◆ Your objective
The word "plain" appears in some lines of the records below; state how many lines, and nothing else.

+++ Data supplied +++

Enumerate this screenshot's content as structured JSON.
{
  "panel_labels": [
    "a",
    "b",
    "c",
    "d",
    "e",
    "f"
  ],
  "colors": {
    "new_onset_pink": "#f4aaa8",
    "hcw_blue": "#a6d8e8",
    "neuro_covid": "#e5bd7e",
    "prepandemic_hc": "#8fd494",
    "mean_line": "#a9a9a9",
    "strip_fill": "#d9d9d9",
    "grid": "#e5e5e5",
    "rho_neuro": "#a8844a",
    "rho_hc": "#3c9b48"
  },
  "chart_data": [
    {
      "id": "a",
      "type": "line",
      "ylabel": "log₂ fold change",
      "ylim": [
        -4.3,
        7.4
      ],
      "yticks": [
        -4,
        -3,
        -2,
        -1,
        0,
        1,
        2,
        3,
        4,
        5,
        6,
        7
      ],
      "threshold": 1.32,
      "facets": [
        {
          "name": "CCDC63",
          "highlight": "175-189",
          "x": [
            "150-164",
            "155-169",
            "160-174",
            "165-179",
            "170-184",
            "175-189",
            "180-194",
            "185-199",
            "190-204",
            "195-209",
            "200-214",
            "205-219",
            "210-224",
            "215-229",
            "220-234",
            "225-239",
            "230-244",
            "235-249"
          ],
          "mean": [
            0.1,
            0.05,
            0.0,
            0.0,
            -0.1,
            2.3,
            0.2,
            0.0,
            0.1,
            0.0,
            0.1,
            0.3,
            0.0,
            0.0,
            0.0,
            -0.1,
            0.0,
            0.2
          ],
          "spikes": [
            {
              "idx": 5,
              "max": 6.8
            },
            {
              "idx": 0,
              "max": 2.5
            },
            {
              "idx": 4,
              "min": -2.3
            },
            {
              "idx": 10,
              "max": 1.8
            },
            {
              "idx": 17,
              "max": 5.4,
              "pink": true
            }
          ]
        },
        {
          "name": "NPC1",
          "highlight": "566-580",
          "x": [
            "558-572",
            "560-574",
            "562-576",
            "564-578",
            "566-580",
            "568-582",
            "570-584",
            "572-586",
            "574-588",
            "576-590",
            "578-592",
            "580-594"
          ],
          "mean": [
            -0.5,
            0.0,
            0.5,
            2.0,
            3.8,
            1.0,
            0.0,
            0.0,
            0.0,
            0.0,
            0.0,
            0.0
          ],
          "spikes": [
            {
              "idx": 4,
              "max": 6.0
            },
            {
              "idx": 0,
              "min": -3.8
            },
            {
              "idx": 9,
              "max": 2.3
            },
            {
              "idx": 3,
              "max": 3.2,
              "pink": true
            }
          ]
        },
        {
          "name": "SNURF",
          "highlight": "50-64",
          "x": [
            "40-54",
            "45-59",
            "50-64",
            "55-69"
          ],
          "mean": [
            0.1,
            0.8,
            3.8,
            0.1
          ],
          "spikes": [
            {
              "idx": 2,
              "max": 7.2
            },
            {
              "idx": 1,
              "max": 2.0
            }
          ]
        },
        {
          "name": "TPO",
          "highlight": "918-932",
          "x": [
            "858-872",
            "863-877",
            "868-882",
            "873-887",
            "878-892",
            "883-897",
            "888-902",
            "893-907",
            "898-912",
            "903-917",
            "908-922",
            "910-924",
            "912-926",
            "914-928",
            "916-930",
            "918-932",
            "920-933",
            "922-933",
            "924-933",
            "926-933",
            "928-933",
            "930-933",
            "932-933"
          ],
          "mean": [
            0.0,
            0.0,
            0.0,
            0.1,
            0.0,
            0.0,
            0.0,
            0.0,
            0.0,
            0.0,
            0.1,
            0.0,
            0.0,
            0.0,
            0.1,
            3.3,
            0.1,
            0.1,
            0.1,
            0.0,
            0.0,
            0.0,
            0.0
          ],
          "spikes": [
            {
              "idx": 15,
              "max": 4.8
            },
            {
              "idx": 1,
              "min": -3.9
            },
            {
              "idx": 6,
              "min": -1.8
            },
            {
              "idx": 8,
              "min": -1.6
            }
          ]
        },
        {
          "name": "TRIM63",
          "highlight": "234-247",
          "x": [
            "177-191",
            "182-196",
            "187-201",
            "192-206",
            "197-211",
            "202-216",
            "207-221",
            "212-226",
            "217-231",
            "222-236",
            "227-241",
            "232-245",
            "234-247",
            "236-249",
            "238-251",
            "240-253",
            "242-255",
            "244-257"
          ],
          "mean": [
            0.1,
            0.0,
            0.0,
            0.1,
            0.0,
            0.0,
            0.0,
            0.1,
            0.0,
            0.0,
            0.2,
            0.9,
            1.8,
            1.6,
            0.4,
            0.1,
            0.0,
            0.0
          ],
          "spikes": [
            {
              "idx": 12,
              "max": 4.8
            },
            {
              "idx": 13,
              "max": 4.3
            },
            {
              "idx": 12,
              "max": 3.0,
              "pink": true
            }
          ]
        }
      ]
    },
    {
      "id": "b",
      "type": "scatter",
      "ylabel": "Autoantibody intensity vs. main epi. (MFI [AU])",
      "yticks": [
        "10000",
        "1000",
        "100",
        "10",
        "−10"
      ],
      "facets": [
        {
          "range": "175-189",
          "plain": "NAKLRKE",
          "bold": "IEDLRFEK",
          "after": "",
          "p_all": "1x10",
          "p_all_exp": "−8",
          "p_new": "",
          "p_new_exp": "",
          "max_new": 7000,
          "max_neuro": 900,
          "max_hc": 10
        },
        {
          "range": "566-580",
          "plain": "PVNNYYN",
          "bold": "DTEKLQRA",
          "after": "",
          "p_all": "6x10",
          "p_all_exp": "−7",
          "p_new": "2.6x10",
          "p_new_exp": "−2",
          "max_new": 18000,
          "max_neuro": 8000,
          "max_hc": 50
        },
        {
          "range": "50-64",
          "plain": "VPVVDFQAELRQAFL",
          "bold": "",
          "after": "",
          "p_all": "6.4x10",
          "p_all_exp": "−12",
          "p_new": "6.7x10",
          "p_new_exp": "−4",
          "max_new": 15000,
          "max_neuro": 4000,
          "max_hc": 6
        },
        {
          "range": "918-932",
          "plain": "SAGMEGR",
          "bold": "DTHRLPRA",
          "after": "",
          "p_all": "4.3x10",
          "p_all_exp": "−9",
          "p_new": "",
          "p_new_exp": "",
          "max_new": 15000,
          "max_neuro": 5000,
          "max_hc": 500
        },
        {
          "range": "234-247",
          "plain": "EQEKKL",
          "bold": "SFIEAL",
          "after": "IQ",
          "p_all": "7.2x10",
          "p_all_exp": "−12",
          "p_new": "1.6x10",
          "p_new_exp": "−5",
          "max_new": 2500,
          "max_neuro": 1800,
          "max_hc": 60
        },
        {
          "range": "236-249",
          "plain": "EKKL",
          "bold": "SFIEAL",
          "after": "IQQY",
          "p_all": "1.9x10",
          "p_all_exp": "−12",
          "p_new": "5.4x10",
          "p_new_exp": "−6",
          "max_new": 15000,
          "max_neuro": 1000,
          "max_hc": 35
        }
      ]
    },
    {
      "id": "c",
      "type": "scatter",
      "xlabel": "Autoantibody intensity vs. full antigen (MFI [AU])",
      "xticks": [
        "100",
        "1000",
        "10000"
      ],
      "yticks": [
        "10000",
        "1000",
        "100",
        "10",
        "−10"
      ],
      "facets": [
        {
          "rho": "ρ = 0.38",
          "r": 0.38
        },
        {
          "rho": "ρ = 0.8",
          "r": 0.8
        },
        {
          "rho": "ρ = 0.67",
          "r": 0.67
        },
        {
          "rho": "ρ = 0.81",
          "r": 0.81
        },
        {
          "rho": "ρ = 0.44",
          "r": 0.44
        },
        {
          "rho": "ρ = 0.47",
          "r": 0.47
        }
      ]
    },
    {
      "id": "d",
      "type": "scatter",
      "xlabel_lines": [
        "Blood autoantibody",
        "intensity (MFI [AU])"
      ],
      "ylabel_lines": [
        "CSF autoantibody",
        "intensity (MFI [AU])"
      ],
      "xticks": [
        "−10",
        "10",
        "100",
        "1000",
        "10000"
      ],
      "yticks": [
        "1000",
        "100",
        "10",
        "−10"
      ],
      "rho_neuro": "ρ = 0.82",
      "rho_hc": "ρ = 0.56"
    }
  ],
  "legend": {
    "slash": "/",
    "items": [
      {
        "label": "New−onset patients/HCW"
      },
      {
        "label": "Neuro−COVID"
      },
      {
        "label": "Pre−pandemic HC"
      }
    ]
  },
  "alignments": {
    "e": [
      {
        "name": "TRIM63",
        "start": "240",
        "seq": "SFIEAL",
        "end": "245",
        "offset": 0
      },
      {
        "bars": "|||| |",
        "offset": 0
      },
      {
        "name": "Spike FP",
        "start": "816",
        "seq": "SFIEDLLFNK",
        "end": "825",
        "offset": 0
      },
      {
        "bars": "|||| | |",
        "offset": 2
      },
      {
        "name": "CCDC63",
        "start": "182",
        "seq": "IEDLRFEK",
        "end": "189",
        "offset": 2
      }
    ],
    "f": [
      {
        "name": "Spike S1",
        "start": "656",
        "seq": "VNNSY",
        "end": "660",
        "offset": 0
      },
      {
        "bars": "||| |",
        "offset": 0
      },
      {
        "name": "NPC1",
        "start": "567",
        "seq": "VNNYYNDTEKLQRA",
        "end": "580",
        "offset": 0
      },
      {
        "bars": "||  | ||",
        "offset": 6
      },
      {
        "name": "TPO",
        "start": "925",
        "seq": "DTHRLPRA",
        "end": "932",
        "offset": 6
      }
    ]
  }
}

+++

◆ Answer box
6